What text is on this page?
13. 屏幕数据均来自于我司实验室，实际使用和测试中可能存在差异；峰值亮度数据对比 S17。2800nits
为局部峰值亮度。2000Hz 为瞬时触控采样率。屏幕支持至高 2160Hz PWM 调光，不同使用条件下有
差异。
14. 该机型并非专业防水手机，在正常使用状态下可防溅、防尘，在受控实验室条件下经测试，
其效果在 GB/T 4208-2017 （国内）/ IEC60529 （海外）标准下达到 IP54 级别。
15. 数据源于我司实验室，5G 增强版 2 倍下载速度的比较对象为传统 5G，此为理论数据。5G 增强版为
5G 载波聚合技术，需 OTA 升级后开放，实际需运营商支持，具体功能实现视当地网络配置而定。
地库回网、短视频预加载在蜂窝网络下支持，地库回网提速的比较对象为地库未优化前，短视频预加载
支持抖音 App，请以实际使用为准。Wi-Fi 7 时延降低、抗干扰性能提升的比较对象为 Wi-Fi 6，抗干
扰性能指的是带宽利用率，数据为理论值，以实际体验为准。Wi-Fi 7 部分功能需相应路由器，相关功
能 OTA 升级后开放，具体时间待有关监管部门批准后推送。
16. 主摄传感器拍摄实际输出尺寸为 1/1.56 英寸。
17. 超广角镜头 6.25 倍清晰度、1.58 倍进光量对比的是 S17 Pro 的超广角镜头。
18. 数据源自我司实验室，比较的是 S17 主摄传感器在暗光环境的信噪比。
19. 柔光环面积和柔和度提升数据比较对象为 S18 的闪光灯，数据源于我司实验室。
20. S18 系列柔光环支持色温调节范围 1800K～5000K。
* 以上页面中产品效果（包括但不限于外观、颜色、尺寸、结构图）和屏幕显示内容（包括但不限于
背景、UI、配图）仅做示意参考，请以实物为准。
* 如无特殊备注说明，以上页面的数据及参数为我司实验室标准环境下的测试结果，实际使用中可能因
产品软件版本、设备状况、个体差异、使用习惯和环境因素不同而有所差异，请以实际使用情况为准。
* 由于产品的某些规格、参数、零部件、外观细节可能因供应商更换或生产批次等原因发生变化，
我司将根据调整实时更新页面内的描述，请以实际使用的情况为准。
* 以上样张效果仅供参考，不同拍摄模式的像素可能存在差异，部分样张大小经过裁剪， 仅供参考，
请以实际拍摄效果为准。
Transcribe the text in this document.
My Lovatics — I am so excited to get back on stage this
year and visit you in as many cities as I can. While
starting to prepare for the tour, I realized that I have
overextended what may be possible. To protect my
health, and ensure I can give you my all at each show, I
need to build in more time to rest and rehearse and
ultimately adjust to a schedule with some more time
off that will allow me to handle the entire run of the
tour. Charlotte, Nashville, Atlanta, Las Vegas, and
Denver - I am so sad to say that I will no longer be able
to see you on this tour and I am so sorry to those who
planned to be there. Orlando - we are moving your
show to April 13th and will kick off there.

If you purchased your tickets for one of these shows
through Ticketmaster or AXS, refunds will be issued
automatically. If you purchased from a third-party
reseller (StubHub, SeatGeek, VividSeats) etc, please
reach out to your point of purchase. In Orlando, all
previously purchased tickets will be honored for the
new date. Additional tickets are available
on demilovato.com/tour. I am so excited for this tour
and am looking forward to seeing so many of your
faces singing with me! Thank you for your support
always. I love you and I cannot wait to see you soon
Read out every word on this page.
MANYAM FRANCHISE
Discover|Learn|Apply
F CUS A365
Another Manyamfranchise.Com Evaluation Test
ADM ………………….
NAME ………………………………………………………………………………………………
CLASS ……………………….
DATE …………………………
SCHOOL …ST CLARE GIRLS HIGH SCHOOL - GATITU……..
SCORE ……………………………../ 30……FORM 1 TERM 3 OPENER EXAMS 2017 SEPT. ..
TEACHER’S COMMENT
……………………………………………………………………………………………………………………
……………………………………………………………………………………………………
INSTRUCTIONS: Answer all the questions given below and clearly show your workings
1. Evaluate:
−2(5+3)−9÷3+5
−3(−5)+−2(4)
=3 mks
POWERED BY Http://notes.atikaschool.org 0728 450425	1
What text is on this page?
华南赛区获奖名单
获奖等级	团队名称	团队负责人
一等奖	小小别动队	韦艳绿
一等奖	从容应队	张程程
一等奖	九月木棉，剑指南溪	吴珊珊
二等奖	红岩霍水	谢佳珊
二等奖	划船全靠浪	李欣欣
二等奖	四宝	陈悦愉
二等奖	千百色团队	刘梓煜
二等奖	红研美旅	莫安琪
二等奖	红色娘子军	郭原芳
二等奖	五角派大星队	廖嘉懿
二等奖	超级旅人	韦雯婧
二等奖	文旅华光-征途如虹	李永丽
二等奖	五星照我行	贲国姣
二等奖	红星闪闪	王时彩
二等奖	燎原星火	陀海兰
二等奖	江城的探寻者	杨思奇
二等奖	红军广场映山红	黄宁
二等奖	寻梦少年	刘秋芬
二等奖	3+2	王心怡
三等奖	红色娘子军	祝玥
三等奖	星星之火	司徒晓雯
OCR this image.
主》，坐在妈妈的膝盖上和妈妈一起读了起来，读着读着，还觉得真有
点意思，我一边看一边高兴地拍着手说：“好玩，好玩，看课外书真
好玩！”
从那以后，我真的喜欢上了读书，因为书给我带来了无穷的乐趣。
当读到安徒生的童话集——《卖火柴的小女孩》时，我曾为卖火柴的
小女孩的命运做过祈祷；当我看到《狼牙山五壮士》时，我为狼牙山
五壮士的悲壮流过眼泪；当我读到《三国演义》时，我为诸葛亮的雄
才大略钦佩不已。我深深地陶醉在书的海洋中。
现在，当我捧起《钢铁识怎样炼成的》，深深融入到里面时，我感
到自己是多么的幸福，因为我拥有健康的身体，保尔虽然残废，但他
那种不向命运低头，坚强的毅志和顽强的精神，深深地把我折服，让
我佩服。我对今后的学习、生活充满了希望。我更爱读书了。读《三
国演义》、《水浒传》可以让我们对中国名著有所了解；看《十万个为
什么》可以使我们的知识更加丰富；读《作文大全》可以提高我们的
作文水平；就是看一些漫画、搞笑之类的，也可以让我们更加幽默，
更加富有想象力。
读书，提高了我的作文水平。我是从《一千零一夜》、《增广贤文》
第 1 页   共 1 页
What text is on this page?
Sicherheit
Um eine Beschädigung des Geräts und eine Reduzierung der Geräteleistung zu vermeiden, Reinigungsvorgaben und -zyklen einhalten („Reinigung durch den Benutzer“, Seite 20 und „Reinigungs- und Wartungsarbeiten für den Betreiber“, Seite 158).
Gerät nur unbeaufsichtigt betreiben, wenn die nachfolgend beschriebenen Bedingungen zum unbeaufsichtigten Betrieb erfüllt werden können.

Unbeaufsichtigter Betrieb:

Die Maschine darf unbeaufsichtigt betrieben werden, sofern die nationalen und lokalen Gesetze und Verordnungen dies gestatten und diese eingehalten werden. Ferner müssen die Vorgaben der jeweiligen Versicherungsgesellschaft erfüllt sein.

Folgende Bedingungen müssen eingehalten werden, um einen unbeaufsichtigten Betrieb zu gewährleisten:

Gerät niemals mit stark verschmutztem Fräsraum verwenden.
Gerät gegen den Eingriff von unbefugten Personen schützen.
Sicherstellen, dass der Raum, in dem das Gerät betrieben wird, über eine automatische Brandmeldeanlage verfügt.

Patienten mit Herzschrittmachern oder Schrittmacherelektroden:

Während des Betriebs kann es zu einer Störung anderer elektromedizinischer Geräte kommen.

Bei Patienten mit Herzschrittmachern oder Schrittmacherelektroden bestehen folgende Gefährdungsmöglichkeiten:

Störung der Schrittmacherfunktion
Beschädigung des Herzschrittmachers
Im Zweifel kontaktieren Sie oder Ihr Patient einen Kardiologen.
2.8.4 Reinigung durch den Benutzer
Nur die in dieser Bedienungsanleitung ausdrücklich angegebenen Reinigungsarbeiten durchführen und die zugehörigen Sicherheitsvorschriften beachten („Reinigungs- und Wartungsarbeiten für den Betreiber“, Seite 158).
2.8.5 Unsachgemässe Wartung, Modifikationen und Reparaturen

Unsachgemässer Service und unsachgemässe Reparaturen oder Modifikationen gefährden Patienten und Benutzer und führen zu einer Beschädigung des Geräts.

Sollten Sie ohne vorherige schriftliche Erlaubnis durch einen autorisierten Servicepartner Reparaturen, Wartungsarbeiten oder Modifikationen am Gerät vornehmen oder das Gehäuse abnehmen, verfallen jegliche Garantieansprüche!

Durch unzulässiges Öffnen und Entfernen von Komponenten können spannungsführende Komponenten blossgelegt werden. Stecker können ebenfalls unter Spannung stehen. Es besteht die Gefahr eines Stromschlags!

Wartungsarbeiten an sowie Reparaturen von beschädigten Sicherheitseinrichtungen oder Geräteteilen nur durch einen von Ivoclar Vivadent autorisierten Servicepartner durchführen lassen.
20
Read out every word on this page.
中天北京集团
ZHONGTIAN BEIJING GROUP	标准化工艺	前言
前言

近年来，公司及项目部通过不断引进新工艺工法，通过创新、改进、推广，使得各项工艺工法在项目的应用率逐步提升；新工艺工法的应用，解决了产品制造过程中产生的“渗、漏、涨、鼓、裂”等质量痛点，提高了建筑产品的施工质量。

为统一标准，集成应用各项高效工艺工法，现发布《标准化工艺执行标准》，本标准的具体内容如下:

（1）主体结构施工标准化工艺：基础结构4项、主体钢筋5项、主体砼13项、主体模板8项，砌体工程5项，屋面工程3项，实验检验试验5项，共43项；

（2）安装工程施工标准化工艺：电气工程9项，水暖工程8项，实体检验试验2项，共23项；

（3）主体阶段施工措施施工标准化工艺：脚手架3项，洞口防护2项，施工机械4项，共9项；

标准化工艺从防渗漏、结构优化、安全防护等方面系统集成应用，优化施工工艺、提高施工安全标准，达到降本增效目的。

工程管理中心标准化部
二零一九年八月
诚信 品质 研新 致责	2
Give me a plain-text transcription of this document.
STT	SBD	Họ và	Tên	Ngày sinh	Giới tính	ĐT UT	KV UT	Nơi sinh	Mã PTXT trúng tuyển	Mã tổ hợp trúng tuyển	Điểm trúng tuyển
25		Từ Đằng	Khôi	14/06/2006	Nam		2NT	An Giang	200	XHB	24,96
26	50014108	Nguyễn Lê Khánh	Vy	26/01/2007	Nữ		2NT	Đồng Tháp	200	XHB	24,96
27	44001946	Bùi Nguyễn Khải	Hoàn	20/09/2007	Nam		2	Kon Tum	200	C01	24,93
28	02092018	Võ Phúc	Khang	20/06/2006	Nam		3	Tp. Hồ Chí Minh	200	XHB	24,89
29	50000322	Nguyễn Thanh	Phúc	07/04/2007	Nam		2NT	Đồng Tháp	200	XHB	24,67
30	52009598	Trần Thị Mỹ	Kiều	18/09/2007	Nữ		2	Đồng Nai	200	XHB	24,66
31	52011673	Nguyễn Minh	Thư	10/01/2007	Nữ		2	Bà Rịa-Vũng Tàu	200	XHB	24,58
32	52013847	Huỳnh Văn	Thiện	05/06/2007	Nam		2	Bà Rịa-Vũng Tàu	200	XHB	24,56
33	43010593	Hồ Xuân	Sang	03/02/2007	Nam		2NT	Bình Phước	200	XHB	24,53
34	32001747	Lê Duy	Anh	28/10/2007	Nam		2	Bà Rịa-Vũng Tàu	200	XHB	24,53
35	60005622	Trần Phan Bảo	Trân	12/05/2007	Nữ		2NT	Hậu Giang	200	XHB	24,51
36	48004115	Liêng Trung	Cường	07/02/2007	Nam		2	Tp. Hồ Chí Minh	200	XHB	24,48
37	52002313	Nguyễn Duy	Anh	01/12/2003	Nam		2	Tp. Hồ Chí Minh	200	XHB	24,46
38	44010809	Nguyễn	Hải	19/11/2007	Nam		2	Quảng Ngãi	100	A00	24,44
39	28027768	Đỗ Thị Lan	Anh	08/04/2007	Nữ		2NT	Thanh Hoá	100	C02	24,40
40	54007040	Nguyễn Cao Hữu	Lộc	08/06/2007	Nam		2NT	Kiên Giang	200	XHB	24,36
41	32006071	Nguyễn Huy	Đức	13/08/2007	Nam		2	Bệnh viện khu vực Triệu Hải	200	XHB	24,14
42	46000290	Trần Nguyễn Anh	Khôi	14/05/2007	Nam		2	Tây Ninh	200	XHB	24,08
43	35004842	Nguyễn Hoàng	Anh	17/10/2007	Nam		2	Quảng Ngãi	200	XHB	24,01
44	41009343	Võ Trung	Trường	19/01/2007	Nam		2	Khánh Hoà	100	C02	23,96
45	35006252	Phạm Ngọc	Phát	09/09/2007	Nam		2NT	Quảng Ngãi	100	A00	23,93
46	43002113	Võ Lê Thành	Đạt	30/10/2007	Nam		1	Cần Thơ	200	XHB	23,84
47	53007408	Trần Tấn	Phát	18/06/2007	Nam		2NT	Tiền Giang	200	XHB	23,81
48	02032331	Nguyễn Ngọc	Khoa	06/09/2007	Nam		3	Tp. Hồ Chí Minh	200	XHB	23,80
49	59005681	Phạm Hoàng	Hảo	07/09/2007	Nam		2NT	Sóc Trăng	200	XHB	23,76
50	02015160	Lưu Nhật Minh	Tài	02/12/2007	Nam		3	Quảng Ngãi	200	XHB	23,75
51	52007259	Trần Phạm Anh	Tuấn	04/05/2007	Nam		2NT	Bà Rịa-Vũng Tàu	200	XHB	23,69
____
* AIM OF THE TASK: Go through the entries above and copy every line containing "Reparaturen".

* COMPLETE ANSWER:
2.8.5 Unsachgemässe Wartung, Modifikationen und Reparaturen
Unsachgemässer Service und unsachgemässe Reparaturen oder Modifikationen gefährden Patienten und Benutzer und führen zu einer Beschädigung des Geräts.
Sollten Sie ohne vorherige schriftliche Erlaubnis durch einen autorisierten Servicepartner Reparaturen, Wartungsarbeiten oder Modifikationen am Gerät vornehmen oder das Gehäuse abnehmen, verfallen jegliche Garantieansprüche!
Wartungsarbeiten an sowie Reparaturen von beschädigten Sicherheitseinrichtungen oder Geräteteilen nur durch einen von Ivoclar Vivadent autorisierten Servicepartner durchführen lassen.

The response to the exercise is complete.